• **Set task**: Set out each line from the following listing that includes the word "MANAGEMENT".

• **Data listing**:

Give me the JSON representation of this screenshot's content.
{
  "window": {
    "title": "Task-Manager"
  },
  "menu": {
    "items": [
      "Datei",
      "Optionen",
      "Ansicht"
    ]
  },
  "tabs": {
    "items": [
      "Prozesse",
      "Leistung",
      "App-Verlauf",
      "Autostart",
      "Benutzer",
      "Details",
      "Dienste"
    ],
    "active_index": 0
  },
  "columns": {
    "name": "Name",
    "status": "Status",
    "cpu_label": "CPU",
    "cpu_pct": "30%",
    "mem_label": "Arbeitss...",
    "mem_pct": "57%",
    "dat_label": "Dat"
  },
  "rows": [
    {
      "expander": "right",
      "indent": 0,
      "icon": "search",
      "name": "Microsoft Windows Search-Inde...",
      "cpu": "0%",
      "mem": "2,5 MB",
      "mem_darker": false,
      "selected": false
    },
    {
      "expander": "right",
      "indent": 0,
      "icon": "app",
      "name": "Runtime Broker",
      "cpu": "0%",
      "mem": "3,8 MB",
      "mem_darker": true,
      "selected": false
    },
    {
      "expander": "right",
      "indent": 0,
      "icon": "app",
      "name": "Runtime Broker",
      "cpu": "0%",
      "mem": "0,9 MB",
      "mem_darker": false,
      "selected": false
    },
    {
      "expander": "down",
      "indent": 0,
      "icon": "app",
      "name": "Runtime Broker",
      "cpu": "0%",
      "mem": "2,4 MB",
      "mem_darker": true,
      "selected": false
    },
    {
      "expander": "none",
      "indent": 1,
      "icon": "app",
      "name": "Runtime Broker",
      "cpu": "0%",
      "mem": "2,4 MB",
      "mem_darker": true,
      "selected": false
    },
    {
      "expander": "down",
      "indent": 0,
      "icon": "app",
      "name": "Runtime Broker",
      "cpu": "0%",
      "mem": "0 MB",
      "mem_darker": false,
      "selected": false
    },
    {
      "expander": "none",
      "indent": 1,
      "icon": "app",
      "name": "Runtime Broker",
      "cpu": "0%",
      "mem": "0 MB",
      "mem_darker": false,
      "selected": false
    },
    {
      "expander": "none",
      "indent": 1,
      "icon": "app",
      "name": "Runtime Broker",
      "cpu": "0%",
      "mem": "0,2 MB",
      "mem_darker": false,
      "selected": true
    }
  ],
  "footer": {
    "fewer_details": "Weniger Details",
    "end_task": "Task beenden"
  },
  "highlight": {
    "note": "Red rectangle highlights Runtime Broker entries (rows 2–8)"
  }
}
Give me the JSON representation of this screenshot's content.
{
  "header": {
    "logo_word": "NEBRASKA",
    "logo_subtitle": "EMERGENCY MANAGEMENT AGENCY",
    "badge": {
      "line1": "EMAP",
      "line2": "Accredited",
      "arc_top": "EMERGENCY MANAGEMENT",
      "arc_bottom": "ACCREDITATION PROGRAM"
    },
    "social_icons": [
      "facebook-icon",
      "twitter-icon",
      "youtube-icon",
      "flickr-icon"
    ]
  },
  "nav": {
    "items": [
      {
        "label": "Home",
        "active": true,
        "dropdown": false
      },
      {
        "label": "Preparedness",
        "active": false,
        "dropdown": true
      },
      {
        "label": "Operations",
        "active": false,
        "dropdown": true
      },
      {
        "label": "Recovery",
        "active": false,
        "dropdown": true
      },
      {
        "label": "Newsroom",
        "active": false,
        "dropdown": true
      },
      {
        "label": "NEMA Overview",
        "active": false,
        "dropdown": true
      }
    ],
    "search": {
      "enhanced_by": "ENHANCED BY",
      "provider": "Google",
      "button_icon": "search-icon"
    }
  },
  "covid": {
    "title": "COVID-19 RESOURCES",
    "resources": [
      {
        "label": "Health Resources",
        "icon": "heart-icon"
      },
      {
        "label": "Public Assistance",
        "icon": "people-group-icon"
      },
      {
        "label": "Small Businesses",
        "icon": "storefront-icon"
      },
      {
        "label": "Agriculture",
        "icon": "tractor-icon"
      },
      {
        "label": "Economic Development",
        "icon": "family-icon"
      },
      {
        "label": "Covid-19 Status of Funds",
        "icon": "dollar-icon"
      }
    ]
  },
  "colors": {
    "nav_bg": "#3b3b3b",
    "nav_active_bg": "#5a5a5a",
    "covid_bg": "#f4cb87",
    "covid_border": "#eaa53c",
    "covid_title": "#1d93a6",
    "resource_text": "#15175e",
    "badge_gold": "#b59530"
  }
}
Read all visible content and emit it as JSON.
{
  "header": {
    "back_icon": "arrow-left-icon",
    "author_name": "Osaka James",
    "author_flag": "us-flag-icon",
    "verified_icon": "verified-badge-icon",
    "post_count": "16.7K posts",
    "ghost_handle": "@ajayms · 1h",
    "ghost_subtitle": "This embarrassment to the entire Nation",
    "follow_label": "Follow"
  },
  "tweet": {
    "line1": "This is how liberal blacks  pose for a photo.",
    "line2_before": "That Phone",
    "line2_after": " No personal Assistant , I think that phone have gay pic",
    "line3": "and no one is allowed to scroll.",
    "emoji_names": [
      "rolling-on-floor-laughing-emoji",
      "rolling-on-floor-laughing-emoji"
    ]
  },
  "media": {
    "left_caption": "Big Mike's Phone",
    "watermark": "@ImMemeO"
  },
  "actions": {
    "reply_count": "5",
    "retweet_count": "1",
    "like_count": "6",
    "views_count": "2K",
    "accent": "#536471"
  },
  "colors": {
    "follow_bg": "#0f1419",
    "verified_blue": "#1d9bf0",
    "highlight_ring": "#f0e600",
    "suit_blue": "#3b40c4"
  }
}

• **Written answer**:
    "logo_subtitle": "EMERGENCY MANAGEMENT AGENCY",
      "arc_top": "EMERGENCY MANAGEMENT",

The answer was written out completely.